- **Exercise goal**: Lines that hold the word "Einzelhandel" should be located and copied.
===== Data for this exercise
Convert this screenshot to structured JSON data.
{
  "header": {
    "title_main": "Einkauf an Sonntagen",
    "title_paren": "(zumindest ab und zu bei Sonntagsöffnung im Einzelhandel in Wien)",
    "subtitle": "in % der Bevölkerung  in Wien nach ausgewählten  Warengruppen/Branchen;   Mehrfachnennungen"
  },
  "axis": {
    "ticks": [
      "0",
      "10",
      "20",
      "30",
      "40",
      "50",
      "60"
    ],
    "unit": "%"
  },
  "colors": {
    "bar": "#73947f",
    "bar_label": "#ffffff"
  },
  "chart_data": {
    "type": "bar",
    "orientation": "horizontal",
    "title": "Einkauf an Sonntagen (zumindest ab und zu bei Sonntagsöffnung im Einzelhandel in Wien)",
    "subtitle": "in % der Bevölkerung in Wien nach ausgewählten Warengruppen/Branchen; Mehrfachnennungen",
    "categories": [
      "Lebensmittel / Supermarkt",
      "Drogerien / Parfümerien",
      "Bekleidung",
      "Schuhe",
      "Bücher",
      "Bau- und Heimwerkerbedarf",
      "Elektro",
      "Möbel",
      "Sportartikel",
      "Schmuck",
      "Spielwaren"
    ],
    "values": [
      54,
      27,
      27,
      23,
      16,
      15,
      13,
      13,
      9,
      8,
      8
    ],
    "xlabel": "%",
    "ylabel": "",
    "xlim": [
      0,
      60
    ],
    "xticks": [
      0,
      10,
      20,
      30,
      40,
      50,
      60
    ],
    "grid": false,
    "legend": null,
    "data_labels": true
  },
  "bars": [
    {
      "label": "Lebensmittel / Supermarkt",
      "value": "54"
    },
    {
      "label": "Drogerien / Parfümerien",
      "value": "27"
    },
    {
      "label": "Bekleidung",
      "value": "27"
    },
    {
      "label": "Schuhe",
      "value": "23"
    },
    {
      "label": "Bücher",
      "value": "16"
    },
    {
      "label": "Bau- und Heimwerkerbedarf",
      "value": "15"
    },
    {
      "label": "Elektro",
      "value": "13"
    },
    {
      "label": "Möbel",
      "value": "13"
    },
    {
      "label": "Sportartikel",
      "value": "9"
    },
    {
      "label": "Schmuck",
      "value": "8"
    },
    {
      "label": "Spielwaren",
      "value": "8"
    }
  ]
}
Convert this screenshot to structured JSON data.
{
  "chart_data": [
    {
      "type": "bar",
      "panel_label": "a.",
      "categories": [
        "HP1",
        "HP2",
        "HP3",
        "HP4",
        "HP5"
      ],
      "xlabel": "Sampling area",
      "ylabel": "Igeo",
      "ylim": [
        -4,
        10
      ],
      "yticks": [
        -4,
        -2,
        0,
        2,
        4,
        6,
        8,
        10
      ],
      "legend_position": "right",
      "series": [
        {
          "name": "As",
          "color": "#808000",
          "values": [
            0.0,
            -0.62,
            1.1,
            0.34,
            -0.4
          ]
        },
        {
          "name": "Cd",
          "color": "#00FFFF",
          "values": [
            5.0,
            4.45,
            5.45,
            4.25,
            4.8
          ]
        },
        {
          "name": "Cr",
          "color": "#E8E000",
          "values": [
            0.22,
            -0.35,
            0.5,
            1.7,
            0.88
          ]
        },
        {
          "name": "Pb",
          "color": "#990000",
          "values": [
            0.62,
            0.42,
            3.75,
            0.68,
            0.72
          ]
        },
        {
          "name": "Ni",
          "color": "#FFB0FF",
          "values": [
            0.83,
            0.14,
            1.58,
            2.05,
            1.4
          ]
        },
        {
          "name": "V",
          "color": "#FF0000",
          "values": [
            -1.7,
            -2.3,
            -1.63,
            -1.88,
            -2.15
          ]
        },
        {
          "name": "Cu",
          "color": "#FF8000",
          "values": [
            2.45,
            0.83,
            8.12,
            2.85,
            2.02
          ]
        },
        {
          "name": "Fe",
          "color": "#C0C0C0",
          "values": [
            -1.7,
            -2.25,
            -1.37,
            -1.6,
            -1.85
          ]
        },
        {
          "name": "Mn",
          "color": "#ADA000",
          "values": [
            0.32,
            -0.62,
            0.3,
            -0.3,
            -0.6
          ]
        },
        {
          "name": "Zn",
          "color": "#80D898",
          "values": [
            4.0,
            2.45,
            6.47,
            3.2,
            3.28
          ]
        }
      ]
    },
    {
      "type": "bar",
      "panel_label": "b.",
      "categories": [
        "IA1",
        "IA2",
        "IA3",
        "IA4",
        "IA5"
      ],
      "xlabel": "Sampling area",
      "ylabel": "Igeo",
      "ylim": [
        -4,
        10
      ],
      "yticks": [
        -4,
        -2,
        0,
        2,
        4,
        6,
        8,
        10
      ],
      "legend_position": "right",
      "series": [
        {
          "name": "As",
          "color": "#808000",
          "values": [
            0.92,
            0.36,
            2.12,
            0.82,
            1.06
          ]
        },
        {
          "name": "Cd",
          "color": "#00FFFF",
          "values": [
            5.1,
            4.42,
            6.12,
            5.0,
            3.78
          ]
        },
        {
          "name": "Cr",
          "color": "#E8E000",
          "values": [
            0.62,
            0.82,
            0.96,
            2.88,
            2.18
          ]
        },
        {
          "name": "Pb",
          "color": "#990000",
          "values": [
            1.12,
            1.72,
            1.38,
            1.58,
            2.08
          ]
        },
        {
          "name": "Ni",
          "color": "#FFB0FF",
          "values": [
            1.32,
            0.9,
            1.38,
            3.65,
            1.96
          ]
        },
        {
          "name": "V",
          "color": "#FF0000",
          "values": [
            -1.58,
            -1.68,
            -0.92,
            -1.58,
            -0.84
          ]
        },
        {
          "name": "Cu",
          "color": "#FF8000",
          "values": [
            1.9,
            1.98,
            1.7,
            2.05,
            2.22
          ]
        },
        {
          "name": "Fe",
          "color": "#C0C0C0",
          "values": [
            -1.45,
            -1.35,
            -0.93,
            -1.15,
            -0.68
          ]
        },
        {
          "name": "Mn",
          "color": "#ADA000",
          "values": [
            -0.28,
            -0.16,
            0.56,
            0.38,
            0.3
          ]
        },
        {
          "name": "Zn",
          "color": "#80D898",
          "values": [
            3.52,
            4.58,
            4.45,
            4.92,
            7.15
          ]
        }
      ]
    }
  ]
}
==========
- **Result for this task**:
    "title_paren": "(zumindest ab und zu bei Sonntagsöffnung im Einzelhandel in Wien)",
    "title": "Einkauf an Sonntagen (zumindest ab und zu bei Sonntagsöffnung im Einzelhandel in Wien)",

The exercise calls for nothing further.